→ TASK STATEMENT: Your task is to give the number of lines in the listing that include "under", and nothing else.

----- DATA ROWS

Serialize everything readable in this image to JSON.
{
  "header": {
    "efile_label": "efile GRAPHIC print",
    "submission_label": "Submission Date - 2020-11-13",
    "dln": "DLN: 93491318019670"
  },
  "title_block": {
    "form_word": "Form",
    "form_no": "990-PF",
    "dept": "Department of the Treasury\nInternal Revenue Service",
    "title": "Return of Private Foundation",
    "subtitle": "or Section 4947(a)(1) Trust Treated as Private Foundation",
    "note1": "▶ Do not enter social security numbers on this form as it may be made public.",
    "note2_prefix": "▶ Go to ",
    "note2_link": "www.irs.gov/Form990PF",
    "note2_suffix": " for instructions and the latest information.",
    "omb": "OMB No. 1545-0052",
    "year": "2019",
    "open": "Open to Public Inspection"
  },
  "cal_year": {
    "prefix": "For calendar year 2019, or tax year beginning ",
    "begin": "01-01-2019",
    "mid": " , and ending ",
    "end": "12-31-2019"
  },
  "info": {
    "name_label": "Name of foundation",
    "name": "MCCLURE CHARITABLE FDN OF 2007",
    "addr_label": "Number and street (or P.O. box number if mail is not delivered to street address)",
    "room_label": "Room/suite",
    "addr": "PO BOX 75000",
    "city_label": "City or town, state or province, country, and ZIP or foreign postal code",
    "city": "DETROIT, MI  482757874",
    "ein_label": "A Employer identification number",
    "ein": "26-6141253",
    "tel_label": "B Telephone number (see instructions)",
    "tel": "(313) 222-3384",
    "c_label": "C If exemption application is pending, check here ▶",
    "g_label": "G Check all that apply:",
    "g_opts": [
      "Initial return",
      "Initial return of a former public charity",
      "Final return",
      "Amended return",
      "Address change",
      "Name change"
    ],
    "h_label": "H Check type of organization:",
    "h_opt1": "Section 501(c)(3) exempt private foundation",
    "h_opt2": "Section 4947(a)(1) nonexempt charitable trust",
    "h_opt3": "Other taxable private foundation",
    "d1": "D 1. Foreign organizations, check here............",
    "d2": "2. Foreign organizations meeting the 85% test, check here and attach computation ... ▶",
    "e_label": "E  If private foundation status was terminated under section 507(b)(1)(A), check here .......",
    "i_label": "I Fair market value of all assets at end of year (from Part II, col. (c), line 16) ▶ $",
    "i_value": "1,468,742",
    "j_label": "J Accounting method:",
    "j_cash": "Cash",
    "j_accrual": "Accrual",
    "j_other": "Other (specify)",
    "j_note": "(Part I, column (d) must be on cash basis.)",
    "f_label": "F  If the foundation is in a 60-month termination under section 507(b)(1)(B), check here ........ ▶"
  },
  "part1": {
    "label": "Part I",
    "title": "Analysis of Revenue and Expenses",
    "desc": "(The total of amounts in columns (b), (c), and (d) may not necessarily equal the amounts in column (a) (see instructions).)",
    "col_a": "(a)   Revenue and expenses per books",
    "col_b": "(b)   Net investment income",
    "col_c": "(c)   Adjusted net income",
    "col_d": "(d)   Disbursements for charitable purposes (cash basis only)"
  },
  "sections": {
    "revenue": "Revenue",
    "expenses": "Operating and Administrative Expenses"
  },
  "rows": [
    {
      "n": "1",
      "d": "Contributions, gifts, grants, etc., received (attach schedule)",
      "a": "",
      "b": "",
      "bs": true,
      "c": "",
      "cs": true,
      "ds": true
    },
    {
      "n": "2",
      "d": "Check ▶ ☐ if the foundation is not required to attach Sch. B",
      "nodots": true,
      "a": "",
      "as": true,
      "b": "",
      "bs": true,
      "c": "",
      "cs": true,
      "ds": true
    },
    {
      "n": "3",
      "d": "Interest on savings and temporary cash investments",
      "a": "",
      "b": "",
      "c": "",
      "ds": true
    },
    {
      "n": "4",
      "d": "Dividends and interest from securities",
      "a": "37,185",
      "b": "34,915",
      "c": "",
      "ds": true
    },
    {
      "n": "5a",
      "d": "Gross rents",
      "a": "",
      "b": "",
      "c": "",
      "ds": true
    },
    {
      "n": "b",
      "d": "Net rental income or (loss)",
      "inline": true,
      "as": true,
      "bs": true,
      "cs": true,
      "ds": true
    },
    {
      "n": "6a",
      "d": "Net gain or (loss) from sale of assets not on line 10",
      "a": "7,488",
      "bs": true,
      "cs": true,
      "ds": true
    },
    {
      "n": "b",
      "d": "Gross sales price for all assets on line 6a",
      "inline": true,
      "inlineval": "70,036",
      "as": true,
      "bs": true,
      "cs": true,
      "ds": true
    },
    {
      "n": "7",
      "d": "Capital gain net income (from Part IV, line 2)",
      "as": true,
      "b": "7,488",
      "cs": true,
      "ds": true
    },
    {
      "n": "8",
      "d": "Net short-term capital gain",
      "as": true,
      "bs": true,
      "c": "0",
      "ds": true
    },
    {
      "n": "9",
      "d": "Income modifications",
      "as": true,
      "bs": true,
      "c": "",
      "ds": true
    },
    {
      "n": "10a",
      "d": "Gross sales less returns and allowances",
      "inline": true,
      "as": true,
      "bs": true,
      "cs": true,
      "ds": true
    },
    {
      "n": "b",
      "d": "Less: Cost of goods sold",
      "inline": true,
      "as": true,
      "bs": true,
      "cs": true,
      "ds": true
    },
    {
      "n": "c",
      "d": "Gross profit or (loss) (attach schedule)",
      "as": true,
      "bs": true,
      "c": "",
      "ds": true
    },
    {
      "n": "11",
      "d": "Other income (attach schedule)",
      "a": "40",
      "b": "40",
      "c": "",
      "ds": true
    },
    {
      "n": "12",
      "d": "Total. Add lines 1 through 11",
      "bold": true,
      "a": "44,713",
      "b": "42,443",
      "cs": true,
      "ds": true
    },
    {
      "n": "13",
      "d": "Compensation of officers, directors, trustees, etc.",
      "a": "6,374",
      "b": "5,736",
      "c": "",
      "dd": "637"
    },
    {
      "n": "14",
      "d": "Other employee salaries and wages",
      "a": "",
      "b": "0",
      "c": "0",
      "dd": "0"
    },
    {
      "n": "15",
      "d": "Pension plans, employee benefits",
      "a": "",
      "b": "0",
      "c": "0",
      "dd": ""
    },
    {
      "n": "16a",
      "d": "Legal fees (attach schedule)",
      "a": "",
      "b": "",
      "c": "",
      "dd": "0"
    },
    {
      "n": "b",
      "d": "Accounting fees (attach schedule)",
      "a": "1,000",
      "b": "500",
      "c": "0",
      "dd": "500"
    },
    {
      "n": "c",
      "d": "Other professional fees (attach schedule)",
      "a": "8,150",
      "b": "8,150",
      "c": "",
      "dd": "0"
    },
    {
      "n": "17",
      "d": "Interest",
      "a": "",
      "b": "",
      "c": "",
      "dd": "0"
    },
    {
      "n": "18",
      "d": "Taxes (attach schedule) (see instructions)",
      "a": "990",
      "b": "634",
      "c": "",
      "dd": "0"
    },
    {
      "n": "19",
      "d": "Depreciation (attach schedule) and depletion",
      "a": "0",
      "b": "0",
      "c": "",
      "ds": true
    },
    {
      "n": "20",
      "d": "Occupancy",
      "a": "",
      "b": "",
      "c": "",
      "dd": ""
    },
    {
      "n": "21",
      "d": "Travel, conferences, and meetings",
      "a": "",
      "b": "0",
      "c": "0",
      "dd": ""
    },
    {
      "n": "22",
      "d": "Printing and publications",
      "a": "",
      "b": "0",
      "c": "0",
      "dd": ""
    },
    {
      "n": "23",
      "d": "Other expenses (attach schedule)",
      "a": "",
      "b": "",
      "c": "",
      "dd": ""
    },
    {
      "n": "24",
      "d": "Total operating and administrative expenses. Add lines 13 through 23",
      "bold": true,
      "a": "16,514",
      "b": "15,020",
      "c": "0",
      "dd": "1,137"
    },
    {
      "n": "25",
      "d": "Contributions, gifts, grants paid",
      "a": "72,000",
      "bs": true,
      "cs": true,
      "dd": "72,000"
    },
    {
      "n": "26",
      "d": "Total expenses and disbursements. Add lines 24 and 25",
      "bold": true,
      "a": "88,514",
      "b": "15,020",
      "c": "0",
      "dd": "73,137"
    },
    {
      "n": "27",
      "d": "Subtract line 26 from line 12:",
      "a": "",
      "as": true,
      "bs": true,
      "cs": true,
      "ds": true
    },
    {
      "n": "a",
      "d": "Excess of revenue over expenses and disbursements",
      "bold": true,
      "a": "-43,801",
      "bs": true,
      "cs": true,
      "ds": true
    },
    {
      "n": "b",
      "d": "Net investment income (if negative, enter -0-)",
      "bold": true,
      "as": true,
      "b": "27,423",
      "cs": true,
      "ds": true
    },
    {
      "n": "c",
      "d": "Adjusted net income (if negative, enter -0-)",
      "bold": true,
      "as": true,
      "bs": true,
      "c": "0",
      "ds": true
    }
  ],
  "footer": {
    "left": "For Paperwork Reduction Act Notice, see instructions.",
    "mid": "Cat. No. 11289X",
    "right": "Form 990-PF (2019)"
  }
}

----------

→ TASK ANSWER: 2